TASK DIRECTIONS: Copy the lines holding the word "system", all of them.

__________________________________________________

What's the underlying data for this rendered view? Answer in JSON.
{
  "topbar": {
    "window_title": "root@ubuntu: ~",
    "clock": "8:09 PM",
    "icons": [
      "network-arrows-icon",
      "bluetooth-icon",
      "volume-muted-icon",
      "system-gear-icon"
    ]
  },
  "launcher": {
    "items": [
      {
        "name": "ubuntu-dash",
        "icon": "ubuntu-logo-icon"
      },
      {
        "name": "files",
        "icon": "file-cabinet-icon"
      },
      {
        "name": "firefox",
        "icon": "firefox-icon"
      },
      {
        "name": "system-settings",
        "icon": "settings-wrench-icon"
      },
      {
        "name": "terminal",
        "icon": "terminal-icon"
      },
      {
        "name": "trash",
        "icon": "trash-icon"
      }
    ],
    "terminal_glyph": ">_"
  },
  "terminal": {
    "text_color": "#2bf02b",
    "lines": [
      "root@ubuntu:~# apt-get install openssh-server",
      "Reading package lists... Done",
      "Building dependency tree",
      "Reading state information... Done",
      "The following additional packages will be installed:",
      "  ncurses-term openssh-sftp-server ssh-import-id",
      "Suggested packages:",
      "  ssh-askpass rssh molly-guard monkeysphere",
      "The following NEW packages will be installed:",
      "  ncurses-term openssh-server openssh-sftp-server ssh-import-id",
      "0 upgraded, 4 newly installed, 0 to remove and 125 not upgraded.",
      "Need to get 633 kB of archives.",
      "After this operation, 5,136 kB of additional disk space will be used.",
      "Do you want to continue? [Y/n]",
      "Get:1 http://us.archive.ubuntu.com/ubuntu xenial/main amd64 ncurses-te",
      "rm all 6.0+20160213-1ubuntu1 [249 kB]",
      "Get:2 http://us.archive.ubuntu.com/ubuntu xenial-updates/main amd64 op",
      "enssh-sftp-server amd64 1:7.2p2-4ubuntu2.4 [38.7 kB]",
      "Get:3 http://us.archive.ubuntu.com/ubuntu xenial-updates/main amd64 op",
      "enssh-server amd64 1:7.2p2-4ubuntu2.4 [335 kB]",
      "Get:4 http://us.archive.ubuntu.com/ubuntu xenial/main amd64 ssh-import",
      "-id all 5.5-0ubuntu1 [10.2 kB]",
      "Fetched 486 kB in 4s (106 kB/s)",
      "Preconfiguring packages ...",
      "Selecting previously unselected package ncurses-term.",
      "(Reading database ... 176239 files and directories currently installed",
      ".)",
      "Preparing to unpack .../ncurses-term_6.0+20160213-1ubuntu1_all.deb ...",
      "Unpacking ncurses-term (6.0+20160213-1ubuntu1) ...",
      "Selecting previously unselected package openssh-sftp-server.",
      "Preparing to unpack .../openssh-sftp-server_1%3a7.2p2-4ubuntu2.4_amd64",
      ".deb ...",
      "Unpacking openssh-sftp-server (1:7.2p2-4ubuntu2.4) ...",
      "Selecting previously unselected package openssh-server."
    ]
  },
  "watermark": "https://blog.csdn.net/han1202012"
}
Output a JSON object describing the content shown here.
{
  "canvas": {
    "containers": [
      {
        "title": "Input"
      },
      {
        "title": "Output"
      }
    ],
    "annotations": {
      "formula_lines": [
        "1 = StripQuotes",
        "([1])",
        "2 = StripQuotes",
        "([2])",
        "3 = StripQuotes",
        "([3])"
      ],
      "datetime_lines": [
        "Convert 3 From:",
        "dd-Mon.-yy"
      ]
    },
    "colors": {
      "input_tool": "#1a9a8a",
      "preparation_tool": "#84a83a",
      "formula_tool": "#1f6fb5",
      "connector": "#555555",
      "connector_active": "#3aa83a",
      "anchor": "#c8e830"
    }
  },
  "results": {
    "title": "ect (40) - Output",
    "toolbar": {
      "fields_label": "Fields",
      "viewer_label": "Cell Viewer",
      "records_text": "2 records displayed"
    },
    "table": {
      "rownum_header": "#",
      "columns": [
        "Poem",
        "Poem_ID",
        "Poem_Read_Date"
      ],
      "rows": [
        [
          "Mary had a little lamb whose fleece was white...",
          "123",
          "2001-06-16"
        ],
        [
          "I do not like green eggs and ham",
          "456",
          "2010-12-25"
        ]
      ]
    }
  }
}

__________________________________________________

REPLY TO THE EXERCISE:
      "system-gear-icon"
        "name": "system-settings",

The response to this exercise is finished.